(Dataset entries on figures)

::::::::

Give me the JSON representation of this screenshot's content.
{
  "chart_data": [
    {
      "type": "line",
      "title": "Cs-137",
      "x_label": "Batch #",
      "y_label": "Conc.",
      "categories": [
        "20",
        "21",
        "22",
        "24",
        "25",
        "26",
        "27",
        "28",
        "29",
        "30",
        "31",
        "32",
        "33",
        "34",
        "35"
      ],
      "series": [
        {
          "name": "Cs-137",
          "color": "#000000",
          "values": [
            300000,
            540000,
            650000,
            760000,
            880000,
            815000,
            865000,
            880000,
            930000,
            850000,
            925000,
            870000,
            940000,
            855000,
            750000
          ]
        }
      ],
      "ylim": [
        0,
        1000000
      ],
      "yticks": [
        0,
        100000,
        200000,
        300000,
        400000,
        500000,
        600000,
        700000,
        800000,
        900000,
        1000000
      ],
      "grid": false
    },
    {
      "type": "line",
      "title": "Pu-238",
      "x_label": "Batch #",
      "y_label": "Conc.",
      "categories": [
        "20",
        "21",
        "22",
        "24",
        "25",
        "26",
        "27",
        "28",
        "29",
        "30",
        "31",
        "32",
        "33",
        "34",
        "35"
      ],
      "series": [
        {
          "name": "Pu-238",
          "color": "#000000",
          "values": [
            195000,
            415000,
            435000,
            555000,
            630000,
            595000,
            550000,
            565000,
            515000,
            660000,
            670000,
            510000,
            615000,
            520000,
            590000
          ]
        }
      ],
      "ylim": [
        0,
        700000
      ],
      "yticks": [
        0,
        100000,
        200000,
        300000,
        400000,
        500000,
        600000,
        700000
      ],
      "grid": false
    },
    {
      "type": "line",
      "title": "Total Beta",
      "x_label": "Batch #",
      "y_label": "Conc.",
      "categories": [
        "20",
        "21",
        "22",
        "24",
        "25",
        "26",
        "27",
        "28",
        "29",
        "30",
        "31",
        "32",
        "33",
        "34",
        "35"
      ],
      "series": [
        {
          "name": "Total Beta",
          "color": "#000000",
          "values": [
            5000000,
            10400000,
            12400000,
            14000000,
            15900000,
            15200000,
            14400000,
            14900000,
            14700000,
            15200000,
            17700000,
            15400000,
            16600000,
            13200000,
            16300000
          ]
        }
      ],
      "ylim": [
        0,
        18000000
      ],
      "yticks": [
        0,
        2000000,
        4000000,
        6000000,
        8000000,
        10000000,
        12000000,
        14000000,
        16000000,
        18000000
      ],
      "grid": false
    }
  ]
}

::::::::

# What is required
Go through the listing and print each line exactly as it appears.

# Full solution
Give me the JSON representation of this screenshot's content.
{
  "chart_data": [
    {
      "type": "line",
      "title": "Cs-137",
      "x_label": "Batch #",
      "y_label": "Conc.",
      "categories": [
        "20",
        "21",
        "22",
        "24",
        "25",
        "26",
        "27",
        "28",
        "29",
        "30",
        "31",
        "32",
        "33",
        "34",
        "35"
      ],
      "series": [
        {
          "name": "Cs-137",
          "color": "#000000",
          "values": [
            300000,
            540000,
            650000,
            760000,
            880000,
            815000,
            865000,
            880000,
            930000,
            850000,
            925000,
            870000,
            940000,
            855000,
            750000
          ]
        }
      ],
      "ylim": [
        0,
        1000000
      ],
      "yticks": [
        0,
        100000,
        200000,
        300000,
        400000,
        500000,
        600000,
        700000,
        800000,
        900000,
        1000000
      ],
      "grid": false
    },
    {
      "type": "line",
      "title": "Pu-238",
      "x_label": "Batch #",
      "y_label": "Conc.",
      "categories": [
        "20",
        "21",
        "22",
        "24",
        "25",
        "26",
        "27",
        "28",
        "29",
        "30",
        "31",
        "32",
        "33",
        "34",
        "35"
      ],
      "series": [
        {
          "name": "Pu-238",
          "color": "#000000",
          "values": [
            195000,
            415000,
            435000,
            555000,
            630000,
            595000,
            550000,
            565000,
            515000,
            660000,
            670000,
            510000,
            615000,
            520000,
            590000
          ]
        }
      ],
      "ylim": [
        0,
        700000
      ],
      "yticks": [
        0,
        100000,
        200000,
        300000,
        400000,
        500000,
        600000,
        700000
      ],
      "grid": false
    },
    {
      "type": "line",
      "title": "Total Beta",
      "x_label": "Batch #",
      "y_label": "Conc.",
      "categories": [
        "20",
        "21",
        "22",
        "24",
        "25",
        "26",
        "27",
        "28",
        "29",
        "30",
        "31",
        "32",
        "33",
        "34",
        "35"
      ],
      "series": [
        {
          "name": "Total Beta",
          "color": "#000000",
          "values": [
            5000000,
            10400000,
            12400000,
            14000000,
            15900000,
            15200000,
            14400000,
            14900000,
            14700000,
            15200000,
            17700000,
            15400000,
            16600000,
            13200000,
            16300000
          ]
        }
      ],
      "ylim": [
        0,
        18000000
      ],
      "yticks": [
        0,
        2000000,
        4000000,
        6000000,
        8000000,
        10000000,
        12000000,
        14000000,
        16000000,
        18000000
      ],
      "grid": false
    }
  ]
}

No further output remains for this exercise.